### Task requirements
Which lines hold the string "糸をかけて引き出します"? Copy every one of them.

### Data for the task
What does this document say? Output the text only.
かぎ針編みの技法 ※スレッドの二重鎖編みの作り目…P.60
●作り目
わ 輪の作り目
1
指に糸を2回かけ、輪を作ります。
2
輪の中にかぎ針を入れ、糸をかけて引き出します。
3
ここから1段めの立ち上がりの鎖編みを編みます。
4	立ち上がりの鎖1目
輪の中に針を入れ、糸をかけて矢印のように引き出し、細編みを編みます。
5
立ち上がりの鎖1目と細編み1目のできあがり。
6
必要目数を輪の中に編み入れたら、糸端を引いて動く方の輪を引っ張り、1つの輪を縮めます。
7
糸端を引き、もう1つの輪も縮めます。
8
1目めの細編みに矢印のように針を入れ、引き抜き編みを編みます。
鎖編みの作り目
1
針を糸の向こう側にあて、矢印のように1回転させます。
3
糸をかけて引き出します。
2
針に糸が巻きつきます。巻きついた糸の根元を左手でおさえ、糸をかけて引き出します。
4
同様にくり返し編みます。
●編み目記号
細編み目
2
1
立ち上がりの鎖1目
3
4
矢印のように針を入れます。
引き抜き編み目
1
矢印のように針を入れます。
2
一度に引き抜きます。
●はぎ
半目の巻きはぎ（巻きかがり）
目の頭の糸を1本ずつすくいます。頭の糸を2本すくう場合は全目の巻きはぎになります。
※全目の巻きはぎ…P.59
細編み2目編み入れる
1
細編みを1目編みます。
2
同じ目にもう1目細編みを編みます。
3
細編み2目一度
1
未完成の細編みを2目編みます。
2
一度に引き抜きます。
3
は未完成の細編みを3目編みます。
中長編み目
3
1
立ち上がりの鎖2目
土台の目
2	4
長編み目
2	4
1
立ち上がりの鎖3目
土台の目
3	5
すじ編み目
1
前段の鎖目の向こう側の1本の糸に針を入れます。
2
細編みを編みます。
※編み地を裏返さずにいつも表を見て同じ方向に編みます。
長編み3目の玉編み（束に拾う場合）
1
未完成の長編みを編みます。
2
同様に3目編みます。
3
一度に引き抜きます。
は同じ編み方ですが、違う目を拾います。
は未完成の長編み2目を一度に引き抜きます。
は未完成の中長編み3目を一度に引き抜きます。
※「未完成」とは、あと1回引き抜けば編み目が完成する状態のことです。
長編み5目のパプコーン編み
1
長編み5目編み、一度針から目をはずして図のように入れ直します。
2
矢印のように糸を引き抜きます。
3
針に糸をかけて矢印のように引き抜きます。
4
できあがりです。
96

### The output
輪の中にかぎ針を入れ、糸をかけて引き出します。
糸をかけて引き出します。
針に糸が巻きつきます。巻きついた糸の根元を左手でおさえ、糸をかけて引き出します。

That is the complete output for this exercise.